§ Goal: Output every record below exactly as it appears.
>>>>
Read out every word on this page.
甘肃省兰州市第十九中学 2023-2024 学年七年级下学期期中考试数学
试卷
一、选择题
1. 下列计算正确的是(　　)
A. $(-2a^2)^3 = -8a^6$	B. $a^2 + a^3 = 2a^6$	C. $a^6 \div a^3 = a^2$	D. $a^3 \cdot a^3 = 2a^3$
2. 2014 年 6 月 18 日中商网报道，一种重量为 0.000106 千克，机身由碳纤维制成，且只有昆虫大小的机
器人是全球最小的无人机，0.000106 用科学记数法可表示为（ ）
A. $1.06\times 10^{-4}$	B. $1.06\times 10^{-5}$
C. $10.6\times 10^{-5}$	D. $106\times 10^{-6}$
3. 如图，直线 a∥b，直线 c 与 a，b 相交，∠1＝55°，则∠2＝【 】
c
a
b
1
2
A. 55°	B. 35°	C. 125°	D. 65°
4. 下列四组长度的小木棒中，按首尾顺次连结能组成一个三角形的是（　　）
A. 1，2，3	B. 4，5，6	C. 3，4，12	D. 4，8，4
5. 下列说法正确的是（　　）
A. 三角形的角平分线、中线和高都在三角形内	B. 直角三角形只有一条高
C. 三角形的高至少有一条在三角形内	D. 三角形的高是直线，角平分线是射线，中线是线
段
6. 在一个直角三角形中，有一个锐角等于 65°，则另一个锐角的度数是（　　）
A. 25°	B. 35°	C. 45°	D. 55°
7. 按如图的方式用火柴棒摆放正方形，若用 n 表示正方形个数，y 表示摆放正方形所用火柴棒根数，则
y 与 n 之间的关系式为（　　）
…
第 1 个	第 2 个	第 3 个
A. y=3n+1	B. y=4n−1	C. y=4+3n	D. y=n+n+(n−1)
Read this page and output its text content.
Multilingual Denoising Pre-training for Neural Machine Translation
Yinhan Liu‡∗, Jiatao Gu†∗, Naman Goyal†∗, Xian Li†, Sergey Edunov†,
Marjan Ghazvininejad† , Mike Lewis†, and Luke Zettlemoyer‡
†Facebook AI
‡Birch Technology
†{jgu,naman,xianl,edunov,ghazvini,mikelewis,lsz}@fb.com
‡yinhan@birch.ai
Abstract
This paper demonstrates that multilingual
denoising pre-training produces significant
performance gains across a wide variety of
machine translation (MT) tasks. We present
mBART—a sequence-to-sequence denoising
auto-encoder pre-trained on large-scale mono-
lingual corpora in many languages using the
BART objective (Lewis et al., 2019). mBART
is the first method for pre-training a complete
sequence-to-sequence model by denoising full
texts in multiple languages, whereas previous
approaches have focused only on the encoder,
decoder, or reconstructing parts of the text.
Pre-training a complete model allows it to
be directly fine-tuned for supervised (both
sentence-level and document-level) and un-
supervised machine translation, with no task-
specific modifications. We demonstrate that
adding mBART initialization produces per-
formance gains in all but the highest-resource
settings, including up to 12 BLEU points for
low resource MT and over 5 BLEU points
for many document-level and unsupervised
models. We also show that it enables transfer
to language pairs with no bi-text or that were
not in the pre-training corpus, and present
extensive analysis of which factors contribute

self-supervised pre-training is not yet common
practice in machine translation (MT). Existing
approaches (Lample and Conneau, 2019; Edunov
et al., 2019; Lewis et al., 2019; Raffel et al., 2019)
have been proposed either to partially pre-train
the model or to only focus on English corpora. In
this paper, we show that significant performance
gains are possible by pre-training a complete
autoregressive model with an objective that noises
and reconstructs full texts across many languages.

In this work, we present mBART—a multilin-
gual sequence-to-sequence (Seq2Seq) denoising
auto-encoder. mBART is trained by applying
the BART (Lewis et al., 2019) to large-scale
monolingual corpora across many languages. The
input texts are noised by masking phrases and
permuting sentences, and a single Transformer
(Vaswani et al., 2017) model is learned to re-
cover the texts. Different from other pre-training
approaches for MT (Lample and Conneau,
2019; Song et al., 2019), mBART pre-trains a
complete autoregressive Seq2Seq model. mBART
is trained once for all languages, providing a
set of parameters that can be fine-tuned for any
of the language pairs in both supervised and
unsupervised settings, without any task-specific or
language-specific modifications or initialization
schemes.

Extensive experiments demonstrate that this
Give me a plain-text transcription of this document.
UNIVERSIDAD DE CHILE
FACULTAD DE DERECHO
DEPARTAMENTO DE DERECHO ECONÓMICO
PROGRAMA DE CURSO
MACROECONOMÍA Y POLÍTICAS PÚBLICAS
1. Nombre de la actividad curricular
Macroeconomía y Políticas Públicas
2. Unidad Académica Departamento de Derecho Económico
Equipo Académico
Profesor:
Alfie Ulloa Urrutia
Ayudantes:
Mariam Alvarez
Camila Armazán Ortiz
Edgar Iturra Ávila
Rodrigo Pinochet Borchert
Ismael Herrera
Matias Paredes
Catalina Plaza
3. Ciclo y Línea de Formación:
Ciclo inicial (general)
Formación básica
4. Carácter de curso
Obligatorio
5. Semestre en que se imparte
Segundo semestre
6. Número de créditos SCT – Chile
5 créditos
<<<<
§ Solution:
Read out every word on this page.
甘肃省兰州市第十九中学 2023-2024 学年七年级下学期期中考试数学
试卷
一、选择题
1. 下列计算正确的是(　　)
A. $(-2a^2)^3 = -8a^6$	B. $a^2 + a^3 = 2a^6$	C. $a^6 \div a^3 = a^2$	D. $a^3 \cdot a^3 = 2a^3$
2. 2014 年 6 月 18 日中商网报道，一种重量为 0.000106 千克，机身由碳纤维制成，且只有昆虫大小的机
器人是全球最小的无人机，0.000106 用科学记数法可表示为（ ）
A. $1.06\times 10^{-4}$	B. $1.06\times 10^{-5}$
C. $10.6\times 10^{-5}$	D. $106\times 10^{-6}$
3. 如图，直线 a∥b，直线 c 与 a，b 相交，∠1＝55°，则∠2＝【 】
c
a
b
1
2
A. 55°	B. 35°	C. 125°	D. 65°
4. 下列四组长度的小木棒中，按首尾顺次连结能组成一个三角形的是（　　）
A. 1，2，3	B. 4，5，6	C. 3，4，12	D. 4，8，4
5. 下列说法正确的是（　　）
A. 三角形的角平分线、中线和高都在三角形内	B. 直角三角形只有一条高
C. 三角形的高至少有一条在三角形内	D. 三角形的高是直线，角平分线是射线，中线是线
段
6. 在一个直角三角形中，有一个锐角等于 65°，则另一个锐角的度数是（　　）
A. 25°	B. 35°	C. 45°	D. 55°
7. 按如图的方式用火柴棒摆放正方形，若用 n 表示正方形个数，y 表示摆放正方形所用火柴棒根数，则
y 与 n 之间的关系式为（　　）
…
第 1 个	第 2 个	第 3 个
A. y=3n+1	B. y=4n−1	C. y=4+3n	D. y=n+n+(n−1)
Read this page and output its text content.
Multilingual Denoising Pre-training for Neural Machine Translation
Yinhan Liu‡∗, Jiatao Gu†∗, Naman Goyal†∗, Xian Li†, Sergey Edunov†,
Marjan Ghazvininejad† , Mike Lewis†, and Luke Zettlemoyer‡
†Facebook AI
‡Birch Technology
†{jgu,naman,xianl,edunov,ghazvini,mikelewis,lsz}@fb.com
‡yinhan@birch.ai
Abstract
This paper demonstrates that multilingual
denoising pre-training produces significant
performance gains across a wide variety of
machine translation (MT) tasks. We present
mBART—a sequence-to-sequence denoising
auto-encoder pre-trained on large-scale mono-
lingual corpora in many languages using the
BART objective (Lewis et al., 2019). mBART
is the first method for pre-training a complete
sequence-to-sequence model by denoising full
texts in multiple languages, whereas previous
approaches have focused only on the encoder,
decoder, or reconstructing parts of the text.
Pre-training a complete model allows it to
be directly fine-tuned for supervised (both
sentence-level and document-level) and un-
supervised machine translation, with no task-
specific modifications. We demonstrate that
adding mBART initialization produces per-
formance gains in all but the highest-resource
settings, including up to 12 BLEU points for
low resource MT and over 5 BLEU points
for many document-level and unsupervised
models. We also show that it enables transfer
to language pairs with no bi-text or that were
not in the pre-training corpus, and present
extensive analysis of which factors contribute

self-supervised pre-training is not yet common
practice in machine translation (MT). Existing
approaches (Lample and Conneau, 2019; Edunov
et al., 2019; Lewis et al., 2019; Raffel et al., 2019)
have been proposed either to partially pre-train
the model or to only focus on English corpora. In
this paper, we show that significant performance
gains are possible by pre-training a complete
autoregressive model with an objective that noises
and reconstructs full texts across many languages.

In this work, we present mBART—a multilin-
gual sequence-to-sequence (Seq2Seq) denoising
auto-encoder. mBART is trained by applying
the BART (Lewis et al., 2019) to large-scale
monolingual corpora across many languages. The
input texts are noised by masking phrases and
permuting sentences, and a single Transformer
(Vaswani et al., 2017) model is learned to re-
cover the texts. Different from other pre-training
approaches for MT (Lample and Conneau,
2019; Song et al., 2019), mBART pre-trains a
complete autoregressive Seq2Seq model. mBART
is trained once for all languages, providing a
set of parameters that can be fine-tuned for any
of the language pairs in both supervised and
unsupervised settings, without any task-specific or
language-specific modifications or initialization
schemes.

Extensive experiments demonstrate that this
Give me a plain-text transcription of this document.
UNIVERSIDAD DE CHILE
FACULTAD DE DERECHO
DEPARTAMENTO DE DERECHO ECONÓMICO
PROGRAMA DE CURSO
MACROECONOMÍA Y POLÍTICAS PÚBLICAS
1. Nombre de la actividad curricular
Macroeconomía y Políticas Públicas
2. Unidad Académica Departamento de Derecho Económico
Equipo Académico
Profesor:
Alfie Ulloa Urrutia
Ayudantes:
Mariam Alvarez
Camila Armazán Ortiz
Edgar Iturra Ávila
Rodrigo Pinochet Borchert
Ismael Herrera
Matias Paredes
Catalina Plaza
3. Ciclo y Línea de Formación:
Ciclo inicial (general)
Formación básica
4. Carácter de curso
Obligatorio
5. Semestre en que se imparte
Segundo semestre
6. Número de créditos SCT – Chile
5 créditos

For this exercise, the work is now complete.